» **Task objective**:
The entries that follow should be written out exactly.

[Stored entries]
+++
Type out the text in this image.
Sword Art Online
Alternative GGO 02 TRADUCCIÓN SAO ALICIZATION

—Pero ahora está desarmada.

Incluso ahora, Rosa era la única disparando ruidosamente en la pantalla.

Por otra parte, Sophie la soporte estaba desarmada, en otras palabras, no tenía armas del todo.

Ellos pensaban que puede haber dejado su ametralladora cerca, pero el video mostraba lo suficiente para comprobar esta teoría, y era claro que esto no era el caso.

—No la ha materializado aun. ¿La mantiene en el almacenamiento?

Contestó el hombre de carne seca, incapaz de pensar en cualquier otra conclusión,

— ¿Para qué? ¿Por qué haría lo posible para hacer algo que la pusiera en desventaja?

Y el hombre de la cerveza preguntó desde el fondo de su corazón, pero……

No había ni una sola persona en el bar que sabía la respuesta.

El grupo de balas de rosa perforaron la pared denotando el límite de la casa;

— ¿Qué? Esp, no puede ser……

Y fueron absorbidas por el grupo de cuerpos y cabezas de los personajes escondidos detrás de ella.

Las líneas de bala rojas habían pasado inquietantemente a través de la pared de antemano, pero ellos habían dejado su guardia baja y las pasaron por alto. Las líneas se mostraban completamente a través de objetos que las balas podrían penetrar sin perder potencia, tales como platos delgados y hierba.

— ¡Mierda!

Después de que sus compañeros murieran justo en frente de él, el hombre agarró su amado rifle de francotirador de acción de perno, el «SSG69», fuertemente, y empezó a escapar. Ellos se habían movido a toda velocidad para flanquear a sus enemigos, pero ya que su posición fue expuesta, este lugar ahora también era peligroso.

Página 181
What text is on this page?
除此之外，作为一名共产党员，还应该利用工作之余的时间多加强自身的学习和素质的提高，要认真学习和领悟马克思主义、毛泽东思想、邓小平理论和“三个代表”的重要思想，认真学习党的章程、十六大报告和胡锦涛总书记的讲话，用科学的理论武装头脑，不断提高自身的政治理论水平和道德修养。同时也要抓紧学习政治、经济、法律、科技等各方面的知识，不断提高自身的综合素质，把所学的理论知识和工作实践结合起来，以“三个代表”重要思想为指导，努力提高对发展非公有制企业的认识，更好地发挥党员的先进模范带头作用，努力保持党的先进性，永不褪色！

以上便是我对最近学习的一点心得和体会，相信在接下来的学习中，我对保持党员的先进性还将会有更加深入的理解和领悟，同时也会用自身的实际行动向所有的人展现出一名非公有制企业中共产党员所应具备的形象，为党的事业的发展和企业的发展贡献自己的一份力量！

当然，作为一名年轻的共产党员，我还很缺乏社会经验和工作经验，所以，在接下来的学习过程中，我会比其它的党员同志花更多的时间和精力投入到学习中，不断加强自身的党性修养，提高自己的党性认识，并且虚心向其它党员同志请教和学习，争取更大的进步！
+++
» **Exercise result**:
Type out the text in this image.
Sword Art Online
Alternative GGO 02 TRADUCCIÓN SAO ALICIZATION

—Pero ahora está desarmada.

Incluso ahora, Rosa era la única disparando ruidosamente en la pantalla.

Por otra parte, Sophie la soporte estaba desarmada, en otras palabras, no tenía armas del todo.

Ellos pensaban que puede haber dejado su ametralladora cerca, pero el video mostraba lo suficiente para comprobar esta teoría, y era claro que esto no era el caso.

—No la ha materializado aun. ¿La mantiene en el almacenamiento?

Contestó el hombre de carne seca, incapaz de pensar en cualquier otra conclusión,

— ¿Para qué? ¿Por qué haría lo posible para hacer algo que la pusiera en desventaja?

Y el hombre de la cerveza preguntó desde el fondo de su corazón, pero……

No había ni una sola persona en el bar que sabía la respuesta.

El grupo de balas de rosa perforaron la pared denotando el límite de la casa;

— ¿Qué? Esp, no puede ser……

Y fueron absorbidas por el grupo de cuerpos y cabezas de los personajes escondidos detrás de ella.

Las líneas de bala rojas habían pasado inquietantemente a través de la pared de antemano, pero ellos habían dejado su guardia baja y las pasaron por alto. Las líneas se mostraban completamente a través de objetos que las balas podrían penetrar sin perder potencia, tales como platos delgados y hierba.

— ¡Mierda!

Después de que sus compañeros murieran justo en frente de él, el hombre agarró su amado rifle de francotirador de acción de perno, el «SSG69», fuertemente, y empezó a escapar. Ellos se habían movido a toda velocidad para flanquear a sus enemigos, pero ya que su posición fue expuesta, este lugar ahora también era peligroso.

Página 181
What text is on this page?
除此之外，作为一名共产党员，还应该利用工作之余的时间多加强自身的学习和素质的提高，要认真学习和领悟马克思主义、毛泽东思想、邓小平理论和“三个代表”的重要思想，认真学习党的章程、十六大报告和胡锦涛总书记的讲话，用科学的理论武装头脑，不断提高自身的政治理论水平和道德修养。同时也要抓紧学习政治、经济、法律、科技等各方面的知识，不断提高自身的综合素质，把所学的理论知识和工作实践结合起来，以“三个代表”重要思想为指导，努力提高对发展非公有制企业的认识，更好地发挥党员的先进模范带头作用，努力保持党的先进性，永不褪色！

以上便是我对最近学习的一点心得和体会，相信在接下来的学习中，我对保持党员的先进性还将会有更加深入的理解和领悟，同时也会用自身的实际行动向所有的人展现出一名非公有制企业中共产党员所应具备的形象，为党的事业的发展和企业的发展贡献自己的一份力量！

当然，作为一名年轻的共产党员，我还很缺乏社会经验和工作经验，所以，在接下来的学习过程中，我会比其它的党员同志花更多的时间和精力投入到学习中，不断加强自身的党性修养，提高自己的党性认识，并且虚心向其它党员同志请教和学习，争取更大的进步！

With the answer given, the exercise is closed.